What needs to be done: Please recast the material from its first line through the line with "legend-label-660: 660 bbox=[729, 150, 756, 167]", including that line, as a JSON list of strings with one string per line and blank lines left out.

Input rows:
------------------------

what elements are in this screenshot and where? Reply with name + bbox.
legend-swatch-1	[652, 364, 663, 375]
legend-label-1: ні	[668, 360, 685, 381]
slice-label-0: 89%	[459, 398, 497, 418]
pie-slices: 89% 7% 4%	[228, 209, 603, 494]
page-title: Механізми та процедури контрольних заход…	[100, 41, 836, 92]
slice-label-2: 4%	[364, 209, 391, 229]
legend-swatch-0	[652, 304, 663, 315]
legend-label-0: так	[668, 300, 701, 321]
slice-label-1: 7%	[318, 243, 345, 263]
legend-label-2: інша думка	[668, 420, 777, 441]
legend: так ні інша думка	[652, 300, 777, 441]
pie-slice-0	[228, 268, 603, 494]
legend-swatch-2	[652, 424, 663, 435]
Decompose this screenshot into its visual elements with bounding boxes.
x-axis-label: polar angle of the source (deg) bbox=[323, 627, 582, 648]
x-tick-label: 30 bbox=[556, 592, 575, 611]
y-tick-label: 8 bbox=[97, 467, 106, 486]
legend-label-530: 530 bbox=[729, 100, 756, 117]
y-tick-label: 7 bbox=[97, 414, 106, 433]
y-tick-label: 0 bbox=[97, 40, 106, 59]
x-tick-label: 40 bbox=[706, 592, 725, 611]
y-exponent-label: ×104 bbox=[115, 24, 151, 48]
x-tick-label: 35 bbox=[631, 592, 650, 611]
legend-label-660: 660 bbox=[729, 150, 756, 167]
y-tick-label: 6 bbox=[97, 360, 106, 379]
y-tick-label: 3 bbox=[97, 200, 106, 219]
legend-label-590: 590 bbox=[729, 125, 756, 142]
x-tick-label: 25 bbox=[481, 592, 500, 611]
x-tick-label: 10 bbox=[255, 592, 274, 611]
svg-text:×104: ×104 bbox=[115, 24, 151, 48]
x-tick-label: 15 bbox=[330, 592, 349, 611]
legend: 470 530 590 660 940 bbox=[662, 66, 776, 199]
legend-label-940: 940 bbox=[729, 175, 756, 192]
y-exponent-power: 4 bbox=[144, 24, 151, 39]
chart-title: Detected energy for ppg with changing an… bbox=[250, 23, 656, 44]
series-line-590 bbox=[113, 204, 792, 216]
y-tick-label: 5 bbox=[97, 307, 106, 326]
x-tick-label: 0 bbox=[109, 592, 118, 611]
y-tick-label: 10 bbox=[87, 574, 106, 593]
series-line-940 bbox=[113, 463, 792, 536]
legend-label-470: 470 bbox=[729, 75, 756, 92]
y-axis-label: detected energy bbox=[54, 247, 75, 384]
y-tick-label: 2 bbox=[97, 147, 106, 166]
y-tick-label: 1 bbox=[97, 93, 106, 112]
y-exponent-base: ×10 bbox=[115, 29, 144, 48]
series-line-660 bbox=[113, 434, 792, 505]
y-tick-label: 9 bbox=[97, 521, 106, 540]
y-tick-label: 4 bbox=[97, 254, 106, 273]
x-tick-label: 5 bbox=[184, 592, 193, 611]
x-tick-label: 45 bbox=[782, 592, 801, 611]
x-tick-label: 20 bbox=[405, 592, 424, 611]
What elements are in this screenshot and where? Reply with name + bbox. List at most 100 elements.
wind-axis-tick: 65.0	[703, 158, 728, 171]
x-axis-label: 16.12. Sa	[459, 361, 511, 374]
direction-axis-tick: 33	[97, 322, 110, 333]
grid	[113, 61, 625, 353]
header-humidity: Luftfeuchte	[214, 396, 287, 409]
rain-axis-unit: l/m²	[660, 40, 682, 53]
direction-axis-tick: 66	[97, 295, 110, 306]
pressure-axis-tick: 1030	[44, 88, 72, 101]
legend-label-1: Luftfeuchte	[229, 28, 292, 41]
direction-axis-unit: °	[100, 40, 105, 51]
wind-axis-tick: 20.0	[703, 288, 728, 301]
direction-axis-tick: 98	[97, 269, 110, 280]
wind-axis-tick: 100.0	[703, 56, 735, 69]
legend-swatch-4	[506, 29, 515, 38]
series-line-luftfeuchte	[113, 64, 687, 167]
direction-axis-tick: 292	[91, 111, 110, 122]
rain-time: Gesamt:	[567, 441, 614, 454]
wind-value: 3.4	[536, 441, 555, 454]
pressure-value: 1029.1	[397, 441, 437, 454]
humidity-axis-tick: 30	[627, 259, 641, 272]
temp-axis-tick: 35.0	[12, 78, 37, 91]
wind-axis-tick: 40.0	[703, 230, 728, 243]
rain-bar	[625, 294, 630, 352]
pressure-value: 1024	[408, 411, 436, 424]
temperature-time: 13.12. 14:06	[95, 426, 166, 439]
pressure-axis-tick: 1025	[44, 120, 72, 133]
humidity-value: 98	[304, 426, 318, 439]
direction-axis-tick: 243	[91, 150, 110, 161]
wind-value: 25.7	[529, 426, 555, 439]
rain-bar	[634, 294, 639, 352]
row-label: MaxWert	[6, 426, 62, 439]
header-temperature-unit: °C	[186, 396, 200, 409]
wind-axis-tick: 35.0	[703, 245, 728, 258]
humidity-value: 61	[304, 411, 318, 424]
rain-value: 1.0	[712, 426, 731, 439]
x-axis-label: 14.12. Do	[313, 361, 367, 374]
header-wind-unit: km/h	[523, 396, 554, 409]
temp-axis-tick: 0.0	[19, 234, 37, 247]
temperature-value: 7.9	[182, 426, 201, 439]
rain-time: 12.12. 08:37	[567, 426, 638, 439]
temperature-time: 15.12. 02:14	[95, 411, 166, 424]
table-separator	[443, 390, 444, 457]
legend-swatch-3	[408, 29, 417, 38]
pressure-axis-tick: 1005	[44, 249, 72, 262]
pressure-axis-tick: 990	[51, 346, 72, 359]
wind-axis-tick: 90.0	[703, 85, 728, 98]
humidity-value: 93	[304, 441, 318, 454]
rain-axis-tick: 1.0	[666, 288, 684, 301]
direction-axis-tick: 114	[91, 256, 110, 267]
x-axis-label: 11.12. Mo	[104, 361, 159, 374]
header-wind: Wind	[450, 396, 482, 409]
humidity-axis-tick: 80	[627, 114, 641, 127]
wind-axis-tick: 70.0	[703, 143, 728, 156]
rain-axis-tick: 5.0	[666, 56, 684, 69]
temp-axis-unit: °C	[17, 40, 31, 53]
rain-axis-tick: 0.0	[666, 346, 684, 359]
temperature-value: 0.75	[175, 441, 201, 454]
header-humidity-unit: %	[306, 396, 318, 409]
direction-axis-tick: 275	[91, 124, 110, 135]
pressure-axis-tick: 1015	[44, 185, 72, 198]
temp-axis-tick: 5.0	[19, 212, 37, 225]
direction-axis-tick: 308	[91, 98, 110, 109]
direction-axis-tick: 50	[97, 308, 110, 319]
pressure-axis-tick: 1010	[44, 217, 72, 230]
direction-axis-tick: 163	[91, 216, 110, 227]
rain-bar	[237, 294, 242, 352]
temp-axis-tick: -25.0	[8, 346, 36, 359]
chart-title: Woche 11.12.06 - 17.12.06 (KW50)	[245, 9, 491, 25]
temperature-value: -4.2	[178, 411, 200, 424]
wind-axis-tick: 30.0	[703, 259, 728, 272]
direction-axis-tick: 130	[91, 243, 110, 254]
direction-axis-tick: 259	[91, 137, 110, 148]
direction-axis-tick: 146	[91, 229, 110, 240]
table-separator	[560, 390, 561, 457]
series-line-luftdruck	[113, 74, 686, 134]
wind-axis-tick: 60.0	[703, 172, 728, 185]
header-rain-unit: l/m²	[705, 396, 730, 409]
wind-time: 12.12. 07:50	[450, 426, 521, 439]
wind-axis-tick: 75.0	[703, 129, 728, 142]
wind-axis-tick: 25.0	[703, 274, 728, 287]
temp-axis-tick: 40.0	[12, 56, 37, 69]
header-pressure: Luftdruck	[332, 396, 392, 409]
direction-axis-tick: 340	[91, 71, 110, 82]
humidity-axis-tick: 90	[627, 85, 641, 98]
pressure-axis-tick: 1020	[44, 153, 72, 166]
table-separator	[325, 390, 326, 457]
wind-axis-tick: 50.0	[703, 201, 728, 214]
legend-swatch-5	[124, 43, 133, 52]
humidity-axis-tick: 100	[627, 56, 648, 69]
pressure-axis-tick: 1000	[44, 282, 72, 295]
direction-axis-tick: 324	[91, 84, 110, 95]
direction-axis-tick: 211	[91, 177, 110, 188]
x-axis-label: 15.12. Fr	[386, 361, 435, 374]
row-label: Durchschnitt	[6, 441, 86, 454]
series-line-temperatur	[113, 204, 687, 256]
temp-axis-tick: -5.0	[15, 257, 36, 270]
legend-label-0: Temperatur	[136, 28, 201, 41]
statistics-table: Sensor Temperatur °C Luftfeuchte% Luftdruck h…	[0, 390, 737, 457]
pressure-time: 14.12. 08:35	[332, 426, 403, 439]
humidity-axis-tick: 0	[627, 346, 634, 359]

------------------------

Problem solution:
[
  "what elements are in this screenshot and where? Reply with name + bbox.",
  "legend-swatch-1\t[652, 364, 663, 375]",
  "legend-label-1: ні\t[668, 360, 685, 381]",
  "slice-label-0: 89%\t[459, 398, 497, 418]",
  "pie-slices: 89% 7% 4%\t[228, 209, 603, 494]",
  "page-title: Механізми та процедури контрольних заход…\t[100, 41, 836, 92]",
  "slice-label-2: 4%\t[364, 209, 391, 229]",
  "legend-swatch-0\t[652, 304, 663, 315]",
  "legend-label-0: так\t[668, 300, 701, 321]",
  "slice-label-1: 7%\t[318, 243, 345, 263]",
  "legend-label-2: інша думка\t[668, 420, 777, 441]",
  "legend: так ні інша думка\t[652, 300, 777, 441]",
  "pie-slice-0\t[228, 268, 603, 494]",
  "legend-swatch-2\t[652, 424, 663, 435]",
  "Decompose this screenshot into its visual elements with bounding boxes.",
  "x-axis-label: polar angle of the source (deg) bbox=[323, 627, 582, 648]",
  "x-tick-label: 30 bbox=[556, 592, 575, 611]",
  "y-tick-label: 8 bbox=[97, 467, 106, 486]",
  "legend-label-530: 530 bbox=[729, 100, 756, 117]",
  "y-tick-label: 7 bbox=[97, 414, 106, 433]",
  "y-tick-label: 0 bbox=[97, 40, 106, 59]",
  "x-tick-label: 40 bbox=[706, 592, 725, 611]",
  "y-exponent-label: ×104 bbox=[115, 24, 151, 48]",
  "x-tick-label: 35 bbox=[631, 592, 650, 611]",
  "legend-label-660: 660 bbox=[729, 150, 756, 167]"
]